Task: Omit the pictures from the entries below and retype everything else exactly.

Records shown:
[Begin]

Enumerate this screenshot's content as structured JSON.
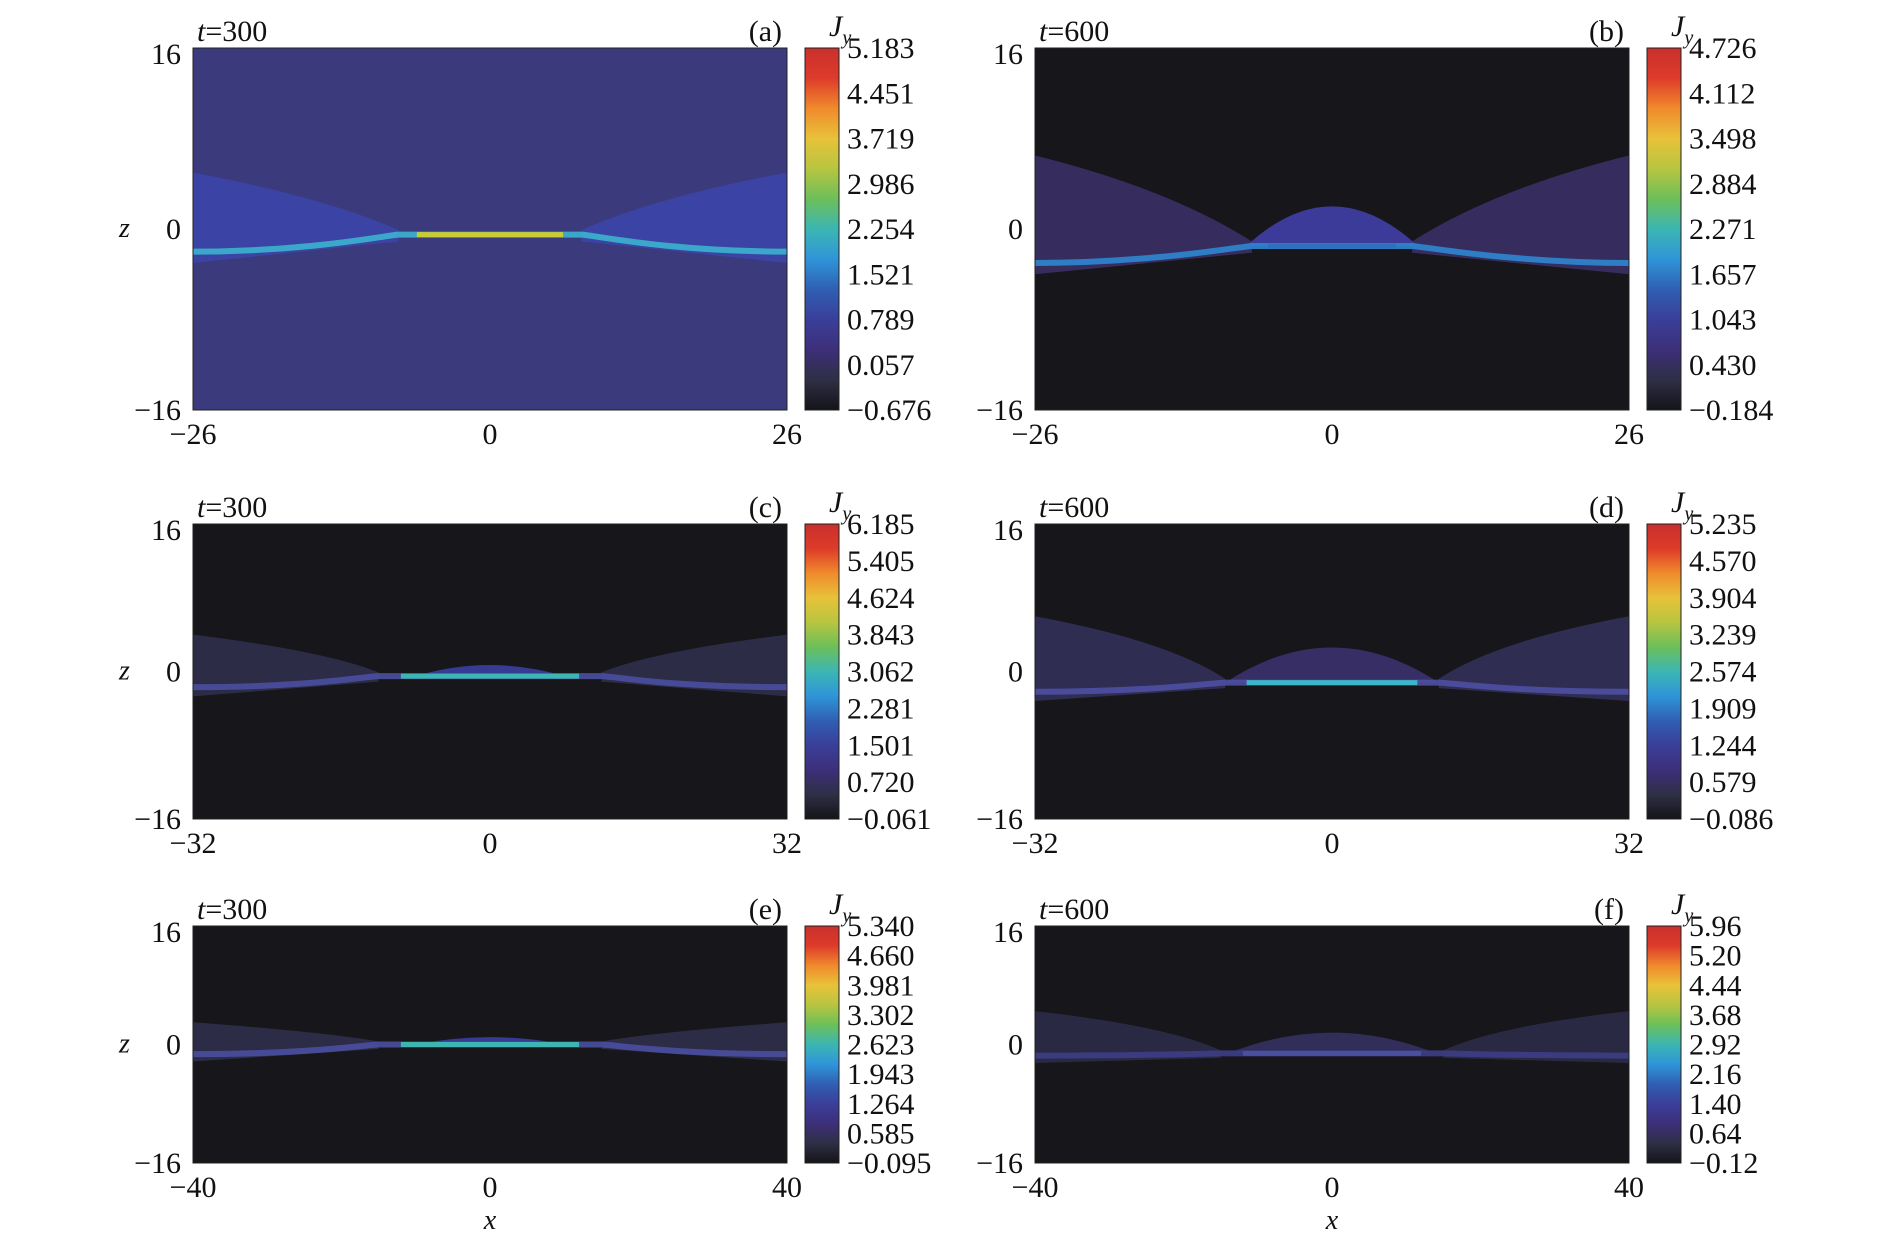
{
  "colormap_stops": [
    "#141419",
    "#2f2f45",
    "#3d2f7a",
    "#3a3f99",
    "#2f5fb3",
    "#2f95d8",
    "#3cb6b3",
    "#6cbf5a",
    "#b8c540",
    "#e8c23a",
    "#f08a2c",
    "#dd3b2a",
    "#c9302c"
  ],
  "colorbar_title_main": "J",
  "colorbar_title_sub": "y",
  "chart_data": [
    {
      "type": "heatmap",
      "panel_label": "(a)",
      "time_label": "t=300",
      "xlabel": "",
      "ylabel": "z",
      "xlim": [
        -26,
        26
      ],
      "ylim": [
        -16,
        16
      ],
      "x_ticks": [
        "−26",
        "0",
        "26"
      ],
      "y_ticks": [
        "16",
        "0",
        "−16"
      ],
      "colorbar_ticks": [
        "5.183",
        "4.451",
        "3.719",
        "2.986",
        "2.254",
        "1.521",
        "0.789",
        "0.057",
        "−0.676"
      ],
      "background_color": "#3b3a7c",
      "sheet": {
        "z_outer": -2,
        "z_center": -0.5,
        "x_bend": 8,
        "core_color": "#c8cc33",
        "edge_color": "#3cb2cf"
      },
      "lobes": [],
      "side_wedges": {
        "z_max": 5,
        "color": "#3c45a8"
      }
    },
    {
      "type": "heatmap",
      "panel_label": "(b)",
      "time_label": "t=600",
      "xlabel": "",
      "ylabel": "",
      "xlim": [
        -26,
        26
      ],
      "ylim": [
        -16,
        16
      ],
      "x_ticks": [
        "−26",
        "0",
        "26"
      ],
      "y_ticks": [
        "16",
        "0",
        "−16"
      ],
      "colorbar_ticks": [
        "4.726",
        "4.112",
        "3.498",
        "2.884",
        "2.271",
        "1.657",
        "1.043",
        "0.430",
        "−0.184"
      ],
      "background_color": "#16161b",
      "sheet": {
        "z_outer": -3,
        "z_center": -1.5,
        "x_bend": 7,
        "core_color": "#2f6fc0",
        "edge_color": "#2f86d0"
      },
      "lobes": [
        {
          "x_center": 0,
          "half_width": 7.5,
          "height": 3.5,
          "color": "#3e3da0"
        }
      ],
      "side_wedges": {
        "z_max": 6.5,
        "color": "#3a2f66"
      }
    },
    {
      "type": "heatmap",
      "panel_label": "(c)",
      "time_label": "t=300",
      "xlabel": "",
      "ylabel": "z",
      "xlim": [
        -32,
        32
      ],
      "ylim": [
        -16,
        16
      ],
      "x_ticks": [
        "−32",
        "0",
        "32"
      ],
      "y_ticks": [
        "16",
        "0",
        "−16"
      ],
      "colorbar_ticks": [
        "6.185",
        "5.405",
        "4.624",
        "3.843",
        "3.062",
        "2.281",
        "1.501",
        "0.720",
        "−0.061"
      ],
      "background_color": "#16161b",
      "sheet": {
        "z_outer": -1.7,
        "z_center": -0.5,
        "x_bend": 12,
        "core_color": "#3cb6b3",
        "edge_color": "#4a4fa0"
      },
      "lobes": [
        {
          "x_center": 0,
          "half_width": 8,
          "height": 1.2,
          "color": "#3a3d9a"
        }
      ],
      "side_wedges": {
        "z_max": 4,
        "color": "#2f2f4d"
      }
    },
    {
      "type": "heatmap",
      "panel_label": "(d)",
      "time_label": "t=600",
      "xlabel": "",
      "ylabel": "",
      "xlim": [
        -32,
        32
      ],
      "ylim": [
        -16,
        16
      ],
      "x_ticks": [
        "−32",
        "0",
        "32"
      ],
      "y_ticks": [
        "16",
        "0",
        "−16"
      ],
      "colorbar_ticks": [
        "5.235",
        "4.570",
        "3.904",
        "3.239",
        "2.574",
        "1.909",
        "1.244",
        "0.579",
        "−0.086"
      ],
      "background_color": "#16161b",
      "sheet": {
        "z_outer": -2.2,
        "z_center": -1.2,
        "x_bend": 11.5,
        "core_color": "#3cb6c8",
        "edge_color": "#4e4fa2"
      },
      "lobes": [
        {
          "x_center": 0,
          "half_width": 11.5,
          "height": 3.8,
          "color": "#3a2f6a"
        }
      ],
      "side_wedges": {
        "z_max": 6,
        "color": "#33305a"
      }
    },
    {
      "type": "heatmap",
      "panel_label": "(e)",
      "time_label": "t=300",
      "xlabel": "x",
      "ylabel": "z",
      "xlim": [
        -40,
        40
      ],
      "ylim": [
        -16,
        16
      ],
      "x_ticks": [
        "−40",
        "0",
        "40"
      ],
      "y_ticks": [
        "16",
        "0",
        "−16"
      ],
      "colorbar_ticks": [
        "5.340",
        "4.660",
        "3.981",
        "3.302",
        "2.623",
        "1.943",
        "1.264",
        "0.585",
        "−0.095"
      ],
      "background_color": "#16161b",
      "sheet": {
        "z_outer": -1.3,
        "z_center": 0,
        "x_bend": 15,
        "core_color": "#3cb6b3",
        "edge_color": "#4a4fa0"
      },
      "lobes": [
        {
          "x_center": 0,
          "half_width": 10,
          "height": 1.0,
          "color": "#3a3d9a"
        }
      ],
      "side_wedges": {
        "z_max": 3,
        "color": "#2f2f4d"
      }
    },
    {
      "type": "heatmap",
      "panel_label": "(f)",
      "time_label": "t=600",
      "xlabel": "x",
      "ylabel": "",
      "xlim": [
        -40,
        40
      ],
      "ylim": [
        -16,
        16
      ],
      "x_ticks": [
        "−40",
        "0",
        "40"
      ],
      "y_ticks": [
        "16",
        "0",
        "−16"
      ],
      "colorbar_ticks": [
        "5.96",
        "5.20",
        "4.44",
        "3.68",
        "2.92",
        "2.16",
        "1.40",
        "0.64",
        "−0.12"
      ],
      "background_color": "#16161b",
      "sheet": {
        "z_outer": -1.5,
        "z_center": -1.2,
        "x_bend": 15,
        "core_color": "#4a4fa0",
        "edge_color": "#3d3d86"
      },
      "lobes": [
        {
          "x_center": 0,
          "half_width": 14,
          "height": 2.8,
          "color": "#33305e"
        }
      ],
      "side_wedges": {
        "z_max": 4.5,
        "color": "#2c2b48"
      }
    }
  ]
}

[End]

Output:
Enumerate this screenshot's content as structured JSON.
{
  "colormap_stops": [
    "#141419",
    "#2f2f45",
    "#3d2f7a",
    "#3a3f99",
    "#2f5fb3",
    "#2f95d8",
    "#3cb6b3",
    "#6cbf5a",
    "#b8c540",
    "#e8c23a",
    "#f08a2c",
    "#dd3b2a",
    "#c9302c"
  ],
  "colorbar_title_main": "J",
  "colorbar_title_sub": "y",
  "chart_data": [
    {
      "type": "heatmap",
      "panel_label": "(a)",
      "time_label": "t=300",
      "xlabel": "",
      "ylabel": "z",
      "xlim": [
        -26,
        26
      ],
      "ylim": [
        -16,
        16
      ],
      "x_ticks": [
        "−26",
        "0",
        "26"
      ],
      "y_ticks": [
        "16",
        "0",
        "−16"
      ],
      "colorbar_ticks": [
        "5.183",
        "4.451",
        "3.719",
        "2.986",
        "2.254",
        "1.521",
        "0.789",
        "0.057",
        "−0.676"
      ],
      "background_color": "#3b3a7c",
      "sheet": {
        "z_outer": -2,
        "z_center": -0.5,
        "x_bend": 8,
        "core_color": "#c8cc33",
        "edge_color": "#3cb2cf"
      },
      "lobes": [],
      "side_wedges": {
        "z_max": 5,
        "color": "#3c45a8"
      }
    },
    {
      "type": "heatmap",
      "panel_label": "(b)",
      "time_label": "t=600",
      "xlabel": "",
      "ylabel": "",
      "xlim": [
        -26,
        26
      ],
      "ylim": [
        -16,
        16
      ],
      "x_ticks": [
        "−26",
        "0",
        "26"
      ],
      "y_ticks": [
        "16",
        "0",
        "−16"
      ],
      "colorbar_ticks": [
        "4.726",
        "4.112",
        "3.498",
        "2.884",
        "2.271",
        "1.657",
        "1.043",
        "0.430",
        "−0.184"
      ],
      "background_color": "#16161b",
      "sheet": {
        "z_outer": -3,
        "z_center": -1.5,
        "x_bend": 7,
        "core_color": "#2f6fc0",
        "edge_color": "#2f86d0"
      },
      "lobes": [
        {
          "x_center": 0,
          "half_width": 7.5,
          "height": 3.5,
          "color": "#3e3da0"
        }
      ],
      "side_wedges": {
        "z_max": 6.5,
        "color": "#3a2f66"
      }
    },
    {
      "type": "heatmap",
      "panel_label": "(c)",
      "time_label": "t=300",
      "xlabel": "",
      "ylabel": "z",
      "xlim": [
        -32,
        32
      ],
      "ylim": [
        -16,
        16
      ],
      "x_ticks": [
        "−32",
        "0",
        "32"
      ],
      "y_ticks": [
        "16",
        "0",
        "−16"
      ],
      "colorbar_ticks": [
        "6.185",
        "5.405",
        "4.624",
        "3.843",
        "3.062",
        "2.281",
        "1.501",
        "0.720",
        "−0.061"
      ],
      "background_color": "#16161b",
      "sheet": {
        "z_outer": -1.7,
        "z_center": -0.5,
        "x_bend": 12,
        "core_color": "#3cb6b3",
        "edge_color": "#4a4fa0"
      },
      "lobes": [
        {
          "x_center": 0,
          "half_width": 8,
          "height": 1.2,
          "color": "#3a3d9a"
        }
      ],
      "side_wedges": {
        "z_max": 4,
        "color": "#2f2f4d"
      }
    },
    {
      "type": "heatmap",
      "panel_label": "(d)",
      "time_label": "t=600",
      "xlabel": "",
      "ylabel": "",
      "xlim": [
        -32,
        32
      ],
      "ylim": [
        -16,
        16
      ],
      "x_ticks": [
        "−32",
        "0",
        "32"
      ],
      "y_ticks": [
        "16",
        "0",
        "−16"
      ],
      "colorbar_ticks": [
        "5.235",
        "4.570",
        "3.904",
        "3.239",
        "2.574",
        "1.909",
        "1.244",
        "0.579",
        "−0.086"
      ],
      "background_color": "#16161b",
      "sheet": {
        "z_outer": -2.2,
        "z_center": -1.2,
        "x_bend": 11.5,
        "core_color": "#3cb6c8",
        "edge_color": "#4e4fa2"
      },
      "lobes": [
        {
          "x_center": 0,
          "half_width": 11.5,
          "height": 3.8,
          "color": "#3a2f6a"
        }
      ],
      "side_wedges": {
        "z_max": 6,
        "color": "#33305a"
      }
    },
    {
      "type": "heatmap",
      "panel_label": "(e)",
      "time_label": "t=300",
      "xlabel": "x",
      "ylabel": "z",
      "xlim": [
        -40,
        40
      ],
      "ylim": [
        -16,
        16
      ],
      "x_ticks": [
        "−40",
        "0",
        "40"
      ],
      "y_ticks": [
        "16",
        "0",
        "−16"
      ],
      "colorbar_ticks": [
        "5.340",
        "4.660",
        "3.981",
        "3.302",
        "2.623",
        "1.943",
        "1.264",
        "0.585",
        "−0.095"
      ],
      "background_color": "#16161b",
      "sheet": {
        "z_outer": -1.3,
        "z_center": 0,
        "x_bend": 15,
        "core_color": "#3cb6b3",
        "edge_color": "#4a4fa0"
      },
      "lobes": [
        {
          "x_center": 0,
          "half_width": 10,
          "height": 1.0,
          "color": "#3a3d9a"
        }
      ],
      "side_wedges": {
        "z_max": 3,
        "color": "#2f2f4d"
      }
    },
    {
      "type": "heatmap",
      "panel_label": "(f)",
      "time_label": "t=600",
      "xlabel": "x",
      "ylabel": "",
      "xlim": [
        -40,
        40
      ],
      "ylim": [
        -16,
        16
      ],
      "x_ticks": [
        "−40",
        "0",
        "40"
      ],
      "y_ticks": [
        "16",
        "0",
        "−16"
      ],
      "colorbar_ticks": [
        "5.96",
        "5.20",
        "4.44",
        "3.68",
        "2.92",
        "2.16",
        "1.40",
        "0.64",
        "−0.12"
      ],
      "background_color": "#16161b",
      "sheet": {
        "z_outer": -1.5,
        "z_center": -1.2,
        "x_bend": 15,
        "core_color": "#4a4fa0",
        "edge_color": "#3d3d86"
      },
      "lobes": [
        {
          "x_center": 0,
          "half_width": 14,
          "height": 2.8,
          "color": "#33305e"
        }
      ],
      "side_wedges": {
        "z_max": 4.5,
        "color": "#2c2b48"
      }
    }
  ]
}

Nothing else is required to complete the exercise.